Stored entries
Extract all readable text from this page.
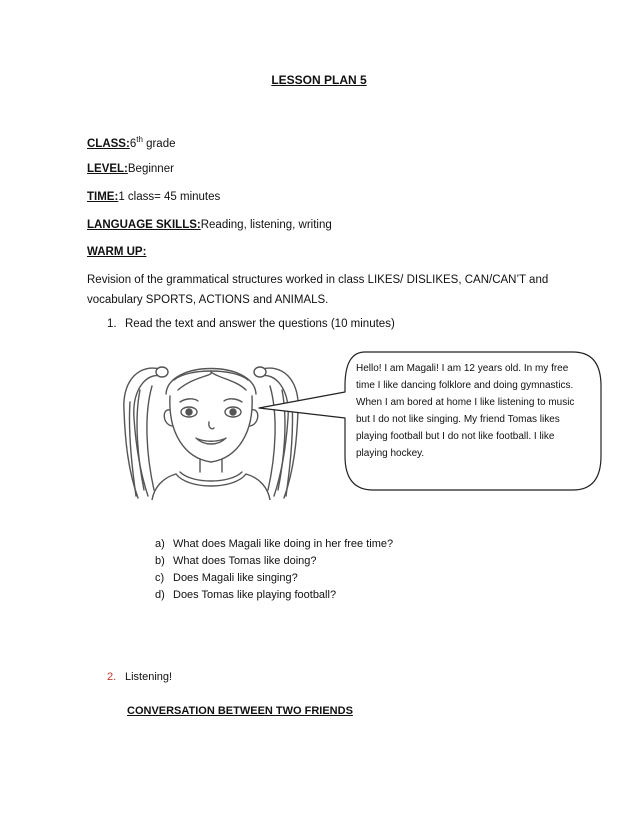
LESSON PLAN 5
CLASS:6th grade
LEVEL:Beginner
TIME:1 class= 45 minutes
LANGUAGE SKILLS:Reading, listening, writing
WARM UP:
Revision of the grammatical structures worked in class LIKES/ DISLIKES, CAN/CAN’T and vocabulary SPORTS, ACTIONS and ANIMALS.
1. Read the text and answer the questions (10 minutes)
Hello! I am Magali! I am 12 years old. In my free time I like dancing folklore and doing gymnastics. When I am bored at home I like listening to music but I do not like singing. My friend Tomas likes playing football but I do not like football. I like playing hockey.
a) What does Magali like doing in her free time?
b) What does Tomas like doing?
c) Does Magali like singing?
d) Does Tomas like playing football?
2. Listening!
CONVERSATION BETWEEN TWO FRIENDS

→ Request: Exclude all images and restate the records above word for word.

→ Correct answer:
Extract all readable text from this page.
LESSON PLAN 5
CLASS:6th grade
LEVEL:Beginner
TIME:1 class= 45 minutes
LANGUAGE SKILLS:Reading, listening, writing
WARM UP:
Revision of the grammatical structures worked in class LIKES/ DISLIKES, CAN/CAN’T and vocabulary SPORTS, ACTIONS and ANIMALS.
1. Read the text and answer the questions (10 minutes)
Hello! I am Magali! I am 12 years old. In my free time I like dancing folklore and doing gymnastics. When I am bored at home I like listening to music but I do not like singing. My friend Tomas likes playing football but I do not like football. I like playing hockey.
a) What does Magali like doing in her free time?
b) What does Tomas like doing?
c) Does Magali like singing?
d) Does Tomas like playing football?
2. Listening!
CONVERSATION BETWEEN TWO FRIENDS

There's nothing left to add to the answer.